%%

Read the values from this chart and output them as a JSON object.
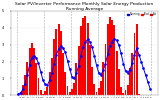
{
  "title": "Solar PV/Inverter Performance Monthly Solar Energy Production Running Average",
  "title_fontsize": 3.2,
  "bg_color": "#ffffff",
  "plot_bg_color": "#ffffff",
  "bar_color": "#ff0000",
  "avg_color": "#0000ff",
  "tick_color": "#000000",
  "grid_color": "#ffffff",
  "grid_bg_color": "#dddddd",
  "legend_colors": [
    "#0000cc",
    "#ff0000",
    "#cc0000"
  ],
  "legend_labels": [
    "Running",
    "Prod",
    "Est"
  ],
  "months_per_year": 12,
  "num_years": 5,
  "values": [
    10,
    20,
    60,
    120,
    200,
    280,
    310,
    280,
    190,
    100,
    30,
    8,
    25,
    50,
    140,
    220,
    330,
    390,
    420,
    380,
    250,
    140,
    55,
    18,
    40,
    75,
    190,
    290,
    410,
    455,
    470,
    430,
    295,
    170,
    65,
    22,
    42,
    85,
    200,
    305,
    420,
    460,
    445,
    415,
    265,
    155,
    50,
    15,
    30,
    60,
    160,
    250,
    370,
    420,
    10,
    5,
    3,
    2,
    1,
    0
  ],
  "running_avg": [
    10,
    15,
    35,
    70,
    120,
    180,
    220,
    235,
    220,
    190,
    140,
    90,
    65,
    60,
    90,
    130,
    185,
    240,
    275,
    290,
    278,
    255,
    205,
    155,
    110,
    100,
    130,
    175,
    235,
    285,
    315,
    330,
    318,
    285,
    235,
    178,
    132,
    122,
    148,
    188,
    242,
    290,
    318,
    335,
    325,
    298,
    248,
    188,
    145,
    135,
    152,
    192,
    238,
    278,
    240,
    200,
    160,
    120,
    80,
    40
  ],
  "ylim": [
    0,
    500
  ],
  "yticks": [
    0,
    100,
    200,
    300,
    400,
    500
  ],
  "ytick_labels": [
    "0",
    "1",
    "2",
    "3",
    "4",
    "5"
  ],
  "figsize": [
    1.6,
    1.0
  ],
  "dpi": 100,
  "num_bars": 60
}
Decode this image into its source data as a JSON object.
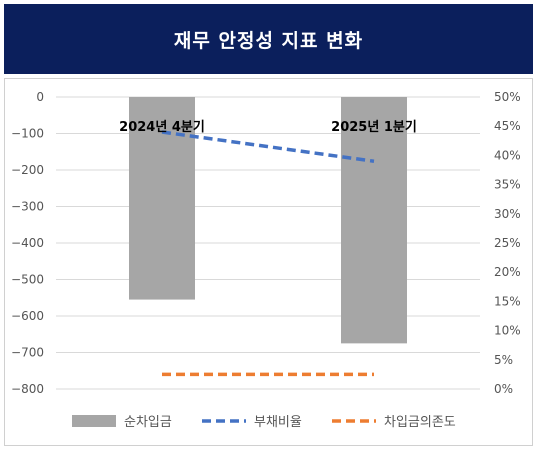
{
  "title": "재무 안정성 지표 변화",
  "chart_data": {
    "type": "bar",
    "title": "재무 안정성 지표 변화",
    "categories": [
      "2024년 4분기",
      "2025년 1분기"
    ],
    "series": [
      {
        "name": "순차입금",
        "type": "bar",
        "axis": "left",
        "color": "#a6a6a6",
        "values": [
          -555,
          -675
        ]
      },
      {
        "name": "부채비율",
        "type": "line",
        "style": "dashed",
        "axis": "right",
        "color": "#4472c4",
        "values": [
          44,
          39
        ]
      },
      {
        "name": "차입금의존도",
        "type": "line",
        "style": "dashed",
        "axis": "right",
        "color": "#ed7d31",
        "values": [
          2.5,
          2.5
        ]
      }
    ],
    "y_left": {
      "min": -800,
      "max": 0,
      "ticks": [
        "0",
        "-100",
        "-200",
        "-300",
        "-400",
        "-500",
        "-600",
        "-700",
        "-800"
      ]
    },
    "y_right": {
      "min": 0,
      "max": 50,
      "ticks": [
        "50%",
        "45%",
        "40%",
        "35%",
        "30%",
        "25%",
        "20%",
        "15%",
        "10%",
        "5%",
        "0%"
      ]
    },
    "grid": true,
    "legend_position": "bottom"
  }
}
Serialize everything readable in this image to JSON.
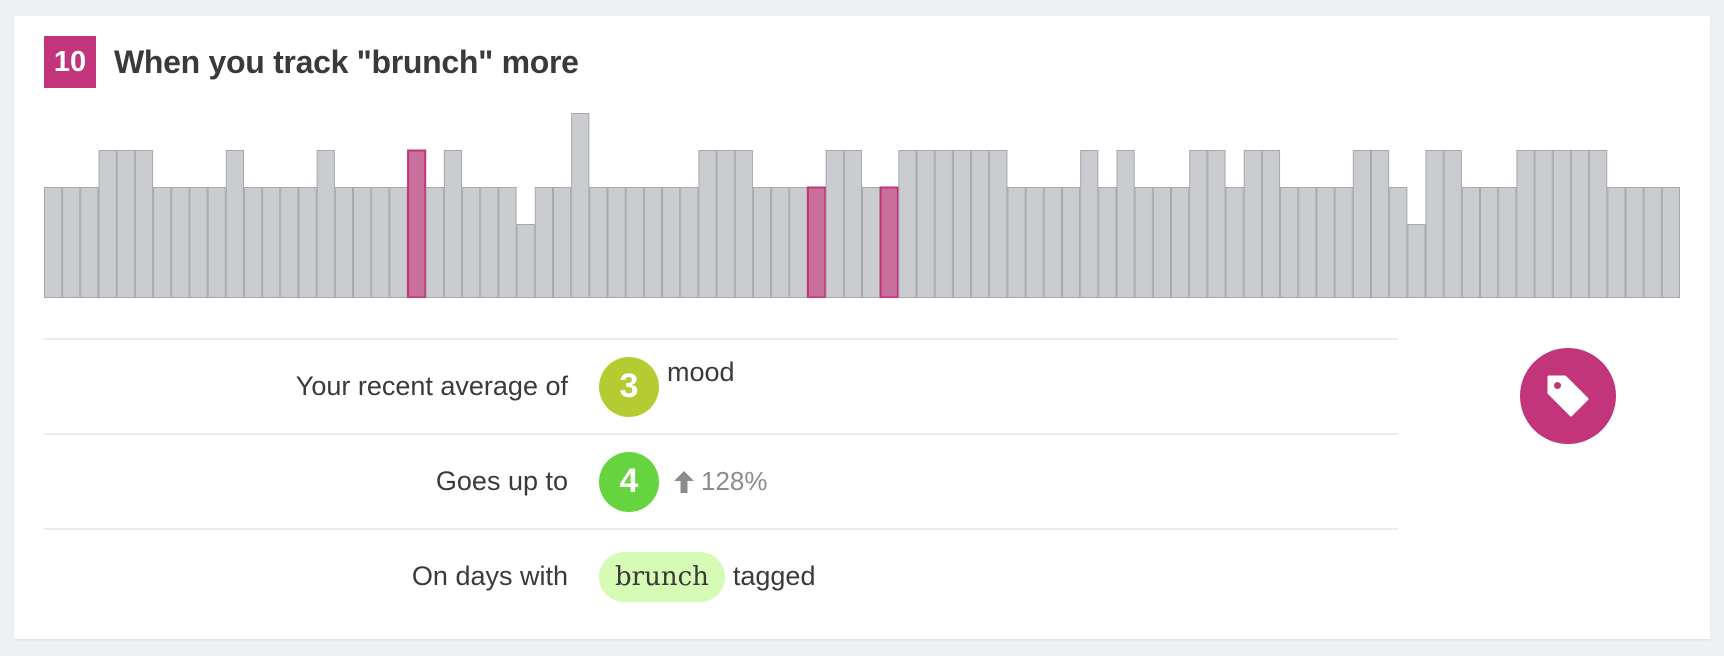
{
  "insight": {
    "rank": "10",
    "title": "When you track \"brunch\" more"
  },
  "chart_data": {
    "type": "bar",
    "description_free": true,
    "bar_count": 90,
    "levels": [
      3,
      3,
      3,
      4,
      4,
      4,
      3,
      3,
      3,
      3,
      4,
      3,
      3,
      3,
      3,
      4,
      3,
      3,
      3,
      3,
      4,
      3,
      4,
      3,
      3,
      3,
      2,
      3,
      3,
      5,
      3,
      3,
      3,
      3,
      3,
      3,
      4,
      4,
      4,
      3,
      3,
      3,
      3,
      4,
      4,
      3,
      3,
      4,
      4,
      4,
      4,
      4,
      4,
      3,
      3,
      3,
      3,
      4,
      3,
      4,
      3,
      3,
      3,
      4,
      4,
      3,
      4,
      4,
      3,
      3,
      3,
      3,
      4,
      4,
      3,
      2,
      4,
      4,
      3,
      3,
      3,
      4,
      4,
      4,
      4,
      4,
      3,
      3,
      3,
      3
    ],
    "highlighted_indices": [
      20,
      42,
      46
    ],
    "ylim": [
      0,
      5
    ],
    "colors": {
      "bar": "#cbccd0",
      "bar_stroke": "#a7a8ad",
      "highlight": "#c96f9b",
      "highlight_stroke": "#c2357a"
    }
  },
  "rows": [
    {
      "label": "Your recent average of",
      "value": "3",
      "after": "mood",
      "color": "#b5cb32"
    },
    {
      "label": "Goes up to",
      "value": "4",
      "change": "128%",
      "color": "#66d43e"
    },
    {
      "label": "On days with",
      "tag": "brunch",
      "after": "tagged"
    }
  ],
  "icons": {
    "change": "arrow-up-icon",
    "action": "tag-icon"
  },
  "colors": {
    "accent": "#c2357a",
    "tag_bg": "#d6fbb4"
  }
}
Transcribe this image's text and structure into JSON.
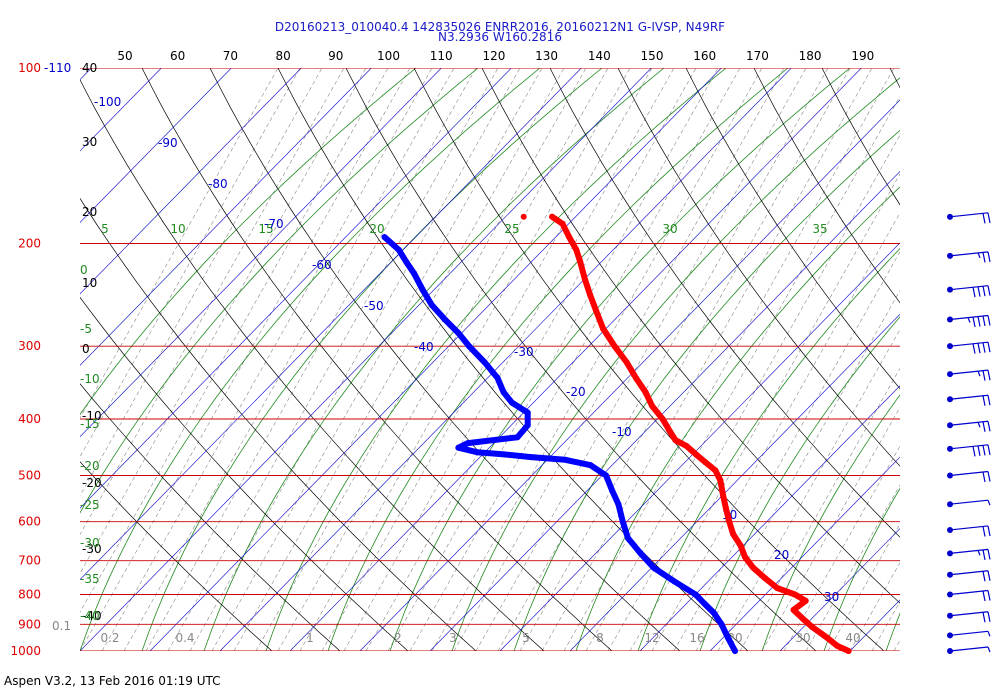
{
  "header": {
    "line1": "D20160213_010040.4 142835026 ENRR2016, 20160212N1 G-IVSP, N49RF",
    "line2": "N3.2936 W160.2816"
  },
  "footer": {
    "text": "Aspen V3.2, 13 Feb 2016  01:19 UTC"
  },
  "colors": {
    "temperature": "#ff0000",
    "dewpoint": "#0000ff",
    "isobar": "#cc0000",
    "isotherm": "#0000cc",
    "dry_adiabat": "#000000",
    "moist_adiabat": "#228b22",
    "mixing_ratio": "#888888"
  },
  "chart_data": {
    "type": "skew-t",
    "pressure_levels": [
      100,
      200,
      300,
      400,
      500,
      600,
      700,
      800,
      900,
      1000
    ],
    "pressure_labels": [
      "100",
      "200",
      "300",
      "400",
      "500",
      "600",
      "700",
      "800",
      "900",
      "1000"
    ],
    "pressure_level_extra_label": "-110",
    "isotherm_labels": [
      "-100",
      "-90",
      "-80",
      "-70",
      "-60",
      "-50",
      "-40",
      "-30",
      "-20",
      "-10",
      "10",
      "20",
      "30"
    ],
    "theta_top_labels": [
      "50",
      "60",
      "70",
      "80",
      "90",
      "100",
      "110",
      "120",
      "130",
      "140",
      "150",
      "160",
      "170",
      "180",
      "190"
    ],
    "left_dry_labels": [
      "40",
      "30",
      "20",
      "10",
      "0",
      "-10",
      "-20",
      "-30",
      "-40"
    ],
    "theta_e_labels": [
      "5",
      "10",
      "15",
      "20",
      "25",
      "30",
      "35"
    ],
    "theta_e_left_labels": [
      "0",
      "-5",
      "-10",
      "-15",
      "-20",
      "-25",
      "-30",
      "-35",
      "-40"
    ],
    "mixing_ratio_labels": [
      "0.1",
      "0.2",
      "0.4",
      "1",
      "2",
      "3",
      "5",
      "8",
      "12",
      "16",
      "20",
      "30",
      "40"
    ],
    "isolated_point": {
      "p": 180,
      "t": -56
    },
    "series": [
      {
        "name": "temperature",
        "points": [
          [
            180,
            -52
          ],
          [
            185,
            -50
          ],
          [
            195,
            -48
          ],
          [
            205,
            -46
          ],
          [
            215,
            -44.5
          ],
          [
            230,
            -42.5
          ],
          [
            245,
            -40.5
          ],
          [
            260,
            -38.5
          ],
          [
            280,
            -36
          ],
          [
            300,
            -33
          ],
          [
            320,
            -30
          ],
          [
            340,
            -27.5
          ],
          [
            360,
            -25
          ],
          [
            380,
            -23
          ],
          [
            400,
            -20.5
          ],
          [
            420,
            -18.5
          ],
          [
            435,
            -17
          ],
          [
            445,
            -15
          ],
          [
            460,
            -13
          ],
          [
            475,
            -11
          ],
          [
            490,
            -9
          ],
          [
            510,
            -7.5
          ],
          [
            540,
            -6
          ],
          [
            570,
            -4.5
          ],
          [
            600,
            -3
          ],
          [
            630,
            -1.5
          ],
          [
            660,
            0.5
          ],
          [
            690,
            2
          ],
          [
            720,
            4
          ],
          [
            750,
            6.5
          ],
          [
            780,
            9
          ],
          [
            800,
            12
          ],
          [
            820,
            14
          ],
          [
            850,
            13
          ],
          [
            880,
            15
          ],
          [
            910,
            17
          ],
          [
            950,
            20
          ],
          [
            980,
            22
          ],
          [
            1000,
            24
          ]
        ]
      },
      {
        "name": "dewpoint",
        "points": [
          [
            195,
            -74
          ],
          [
            205,
            -71
          ],
          [
            215,
            -69
          ],
          [
            225,
            -67
          ],
          [
            240,
            -64.5
          ],
          [
            255,
            -62
          ],
          [
            270,
            -59
          ],
          [
            285,
            -56
          ],
          [
            300,
            -53.5
          ],
          [
            320,
            -50
          ],
          [
            340,
            -47
          ],
          [
            360,
            -45
          ],
          [
            375,
            -43
          ],
          [
            390,
            -40
          ],
          [
            410,
            -39
          ],
          [
            430,
            -39.5
          ],
          [
            440,
            -46
          ],
          [
            448,
            -47
          ],
          [
            456,
            -44
          ],
          [
            460,
            -40
          ],
          [
            465,
            -36
          ],
          [
            470,
            -31
          ],
          [
            480,
            -27
          ],
          [
            500,
            -24
          ],
          [
            530,
            -22
          ],
          [
            560,
            -20
          ],
          [
            600,
            -18
          ],
          [
            640,
            -16
          ],
          [
            680,
            -13
          ],
          [
            720,
            -10
          ],
          [
            760,
            -6
          ],
          [
            800,
            -2
          ],
          [
            830,
            0
          ],
          [
            860,
            2
          ],
          [
            900,
            4
          ],
          [
            950,
            6
          ],
          [
            1000,
            8
          ]
        ]
      }
    ],
    "wind_barbs": [
      {
        "p": 180,
        "speed": 10
      },
      {
        "p": 210,
        "speed": 15
      },
      {
        "p": 240,
        "speed": 20
      },
      {
        "p": 270,
        "speed": 25
      },
      {
        "p": 300,
        "speed": 20
      },
      {
        "p": 335,
        "speed": 15
      },
      {
        "p": 370,
        "speed": 10
      },
      {
        "p": 410,
        "speed": 15
      },
      {
        "p": 450,
        "speed": 20
      },
      {
        "p": 500,
        "speed": 10
      },
      {
        "p": 560,
        "speed": 5
      },
      {
        "p": 620,
        "speed": 10
      },
      {
        "p": 680,
        "speed": 15
      },
      {
        "p": 740,
        "speed": 10
      },
      {
        "p": 800,
        "speed": 10
      },
      {
        "p": 870,
        "speed": 10
      },
      {
        "p": 940,
        "speed": 5
      },
      {
        "p": 1000,
        "speed": 5
      }
    ]
  }
}
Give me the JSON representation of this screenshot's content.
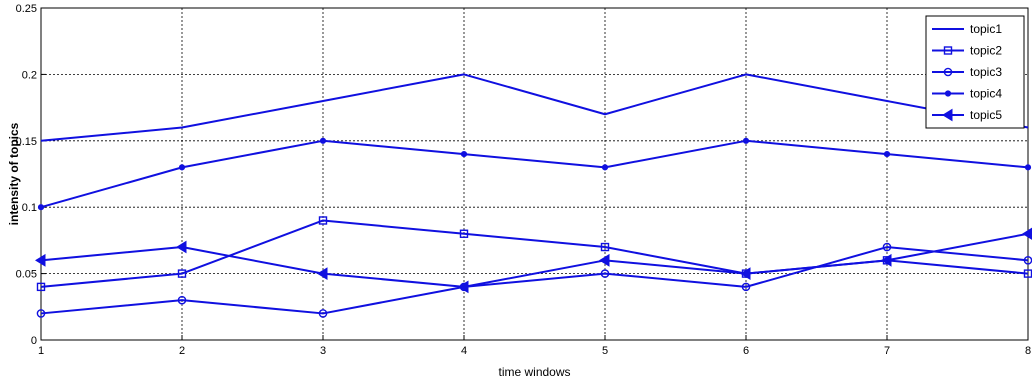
{
  "chart_data": {
    "type": "line",
    "title": "",
    "xlabel": "time windows",
    "ylabel": "intensity  of topics",
    "x": [
      1,
      2,
      3,
      4,
      5,
      6,
      7,
      8
    ],
    "xlim": [
      1,
      8
    ],
    "ylim": [
      0,
      0.25
    ],
    "xticks": [
      "1",
      "2",
      "3",
      "4",
      "5",
      "6",
      "7",
      "8"
    ],
    "yticks": [
      "0",
      "0.05",
      "0.1",
      "0.15",
      "0.2",
      "0.25"
    ],
    "grid": true,
    "legend_position": "top-right",
    "line_color": "#1010e0",
    "series": [
      {
        "name": "topic1",
        "marker": "none",
        "values": [
          0.15,
          0.16,
          0.18,
          0.2,
          0.17,
          0.2,
          0.18,
          0.16
        ]
      },
      {
        "name": "topic2",
        "marker": "square",
        "values": [
          0.04,
          0.05,
          0.09,
          0.08,
          0.07,
          0.05,
          0.06,
          0.05
        ]
      },
      {
        "name": "topic3",
        "marker": "circle",
        "values": [
          0.02,
          0.03,
          0.02,
          0.04,
          0.05,
          0.04,
          0.07,
          0.06
        ]
      },
      {
        "name": "topic4",
        "marker": "dot",
        "values": [
          0.1,
          0.13,
          0.15,
          0.14,
          0.13,
          0.15,
          0.14,
          0.13
        ]
      },
      {
        "name": "topic5",
        "marker": "triangle",
        "values": [
          0.06,
          0.07,
          0.05,
          0.04,
          0.06,
          0.05,
          0.06,
          0.08
        ]
      }
    ]
  }
}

%%

§ WHAT IS NEEDED
Select all lines with the word "image" from the entries above.

§ FINISHED EXERCISE
Decode this image into its source data as a JSON object.
Serialize everything readable in this image to JSON.
Transcribe this image's text and structure into JSON.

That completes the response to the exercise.